--- Start of RECORDED INFORMATION ---

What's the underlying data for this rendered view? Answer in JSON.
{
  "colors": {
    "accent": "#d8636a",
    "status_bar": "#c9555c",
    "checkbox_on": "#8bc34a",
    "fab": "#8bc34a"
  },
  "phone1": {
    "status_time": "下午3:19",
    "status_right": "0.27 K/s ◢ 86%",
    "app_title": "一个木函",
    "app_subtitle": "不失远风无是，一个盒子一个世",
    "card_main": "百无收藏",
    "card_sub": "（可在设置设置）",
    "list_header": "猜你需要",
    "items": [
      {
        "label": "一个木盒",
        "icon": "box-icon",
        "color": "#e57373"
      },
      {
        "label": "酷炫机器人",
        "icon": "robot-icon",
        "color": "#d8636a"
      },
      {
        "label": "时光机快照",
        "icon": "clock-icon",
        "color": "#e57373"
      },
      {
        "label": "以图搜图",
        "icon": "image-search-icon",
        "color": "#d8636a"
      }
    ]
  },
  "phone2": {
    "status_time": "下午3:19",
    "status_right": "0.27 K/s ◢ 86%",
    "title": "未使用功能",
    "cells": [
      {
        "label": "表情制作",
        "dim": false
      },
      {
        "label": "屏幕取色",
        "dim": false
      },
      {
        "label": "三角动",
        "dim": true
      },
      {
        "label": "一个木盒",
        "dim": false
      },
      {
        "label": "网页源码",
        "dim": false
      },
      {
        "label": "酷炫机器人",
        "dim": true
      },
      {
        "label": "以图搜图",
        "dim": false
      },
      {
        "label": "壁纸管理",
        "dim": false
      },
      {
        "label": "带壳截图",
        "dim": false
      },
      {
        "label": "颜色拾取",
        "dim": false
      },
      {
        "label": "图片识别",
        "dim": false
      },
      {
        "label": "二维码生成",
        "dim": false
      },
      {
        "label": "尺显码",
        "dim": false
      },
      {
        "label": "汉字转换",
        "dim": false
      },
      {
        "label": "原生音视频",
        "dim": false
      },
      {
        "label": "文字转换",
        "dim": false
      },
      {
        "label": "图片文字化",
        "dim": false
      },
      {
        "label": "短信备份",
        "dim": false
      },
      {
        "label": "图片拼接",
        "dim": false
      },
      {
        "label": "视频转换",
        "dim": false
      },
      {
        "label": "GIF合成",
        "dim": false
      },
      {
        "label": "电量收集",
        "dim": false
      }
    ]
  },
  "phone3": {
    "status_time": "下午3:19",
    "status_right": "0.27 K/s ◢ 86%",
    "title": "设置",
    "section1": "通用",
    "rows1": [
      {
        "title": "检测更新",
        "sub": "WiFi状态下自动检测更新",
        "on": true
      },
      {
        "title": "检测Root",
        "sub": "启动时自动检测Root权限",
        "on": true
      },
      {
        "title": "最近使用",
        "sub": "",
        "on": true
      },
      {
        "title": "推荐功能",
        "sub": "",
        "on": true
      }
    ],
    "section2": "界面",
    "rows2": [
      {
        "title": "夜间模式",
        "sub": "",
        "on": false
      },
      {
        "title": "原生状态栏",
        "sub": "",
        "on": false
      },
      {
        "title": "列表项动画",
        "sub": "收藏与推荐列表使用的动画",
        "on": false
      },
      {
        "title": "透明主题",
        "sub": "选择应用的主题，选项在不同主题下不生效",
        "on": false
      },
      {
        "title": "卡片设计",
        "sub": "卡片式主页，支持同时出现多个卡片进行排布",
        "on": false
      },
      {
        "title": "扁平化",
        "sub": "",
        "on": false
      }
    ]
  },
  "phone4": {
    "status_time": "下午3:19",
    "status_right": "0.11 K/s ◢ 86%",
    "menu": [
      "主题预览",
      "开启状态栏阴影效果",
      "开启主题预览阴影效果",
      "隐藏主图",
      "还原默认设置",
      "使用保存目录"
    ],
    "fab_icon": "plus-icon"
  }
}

--- End of RECORDED INFORMATION ---

### WRITTEN EXERCISE
Exactly as shown above, return every record.

### SOLUTION FOR THIS TASK
What's the underlying data for this rendered view? Answer in JSON.
{
  "colors": {
    "accent": "#d8636a",
    "status_bar": "#c9555c",
    "checkbox_on": "#8bc34a",
    "fab": "#8bc34a"
  },
  "phone1": {
    "status_time": "下午3:19",
    "status_right": "0.27 K/s ◢ 86%",
    "app_title": "一个木函",
    "app_subtitle": "不失远风无是，一个盒子一个世",
    "card_main": "百无收藏",
    "card_sub": "（可在设置设置）",
    "list_header": "猜你需要",
    "items": [
      {
        "label": "一个木盒",
        "icon": "box-icon",
        "color": "#e57373"
      },
      {
        "label": "酷炫机器人",
        "icon": "robot-icon",
        "color": "#d8636a"
      },
      {
        "label": "时光机快照",
        "icon": "clock-icon",
        "color": "#e57373"
      },
      {
        "label": "以图搜图",
        "icon": "image-search-icon",
        "color": "#d8636a"
      }
    ]
  },
  "phone2": {
    "status_time": "下午3:19",
    "status_right": "0.27 K/s ◢ 86%",
    "title": "未使用功能",
    "cells": [
      {
        "label": "表情制作",
        "dim": false
      },
      {
        "label": "屏幕取色",
        "dim": false
      },
      {
        "label": "三角动",
        "dim": true
      },
      {
        "label": "一个木盒",
        "dim": false
      },
      {
        "label": "网页源码",
        "dim": false
      },
      {
        "label": "酷炫机器人",
        "dim": true
      },
      {
        "label": "以图搜图",
        "dim": false
      },
      {
        "label": "壁纸管理",
        "dim": false
      },
      {
        "label": "带壳截图",
        "dim": false
      },
      {
        "label": "颜色拾取",
        "dim": false
      },
      {
        "label": "图片识别",
        "dim": false
      },
      {
        "label": "二维码生成",
        "dim": false
      },
      {
        "label": "尺显码",
        "dim": false
      },
      {
        "label": "汉字转换",
        "dim": false
      },
      {
        "label": "原生音视频",
        "dim": false
      },
      {
        "label": "文字转换",
        "dim": false
      },
      {
        "label": "图片文字化",
        "dim": false
      },
      {
        "label": "短信备份",
        "dim": false
      },
      {
        "label": "图片拼接",
        "dim": false
      },
      {
        "label": "视频转换",
        "dim": false
      },
      {
        "label": "GIF合成",
        "dim": false
      },
      {
        "label": "电量收集",
        "dim": false
      }
    ]
  },
  "phone3": {
    "status_time": "下午3:19",
    "status_right": "0.27 K/s ◢ 86%",
    "title": "设置",
    "section1": "通用",
    "rows1": [
      {
        "title": "检测更新",
        "sub": "WiFi状态下自动检测更新",
        "on": true
      },
      {
        "title": "检测Root",
        "sub": "启动时自动检测Root权限",
        "on": true
      },
      {
        "title": "最近使用",
        "sub": "",
        "on": true
      },
      {
        "title": "推荐功能",
        "sub": "",
        "on": true
      }
    ],
    "section2": "界面",
    "rows2": [
      {
        "title": "夜间模式",
        "sub": "",
        "on": false
      },
      {
        "title": "原生状态栏",
        "sub": "",
        "on": false
      },
      {
        "title": "列表项动画",
        "sub": "收藏与推荐列表使用的动画",
        "on": false
      },
      {
        "title": "透明主题",
        "sub": "选择应用的主题，选项在不同主题下不生效",
        "on": false
      },
      {
        "title": "卡片设计",
        "sub": "卡片式主页，支持同时出现多个卡片进行排布",
        "on": false
      },
      {
        "title": "扁平化",
        "sub": "",
        "on": false
      }
    ]
  },
  "phone4": {
    "status_time": "下午3:19",
    "status_right": "0.11 K/s ◢ 86%",
    "menu": [
      "主题预览",
      "开启状态栏阴影效果",
      "开启主题预览阴影效果",
      "隐藏主图",
      "还原默认设置",
      "使用保存目录"
    ],
    "fab_icon": "plus-icon"
  }
}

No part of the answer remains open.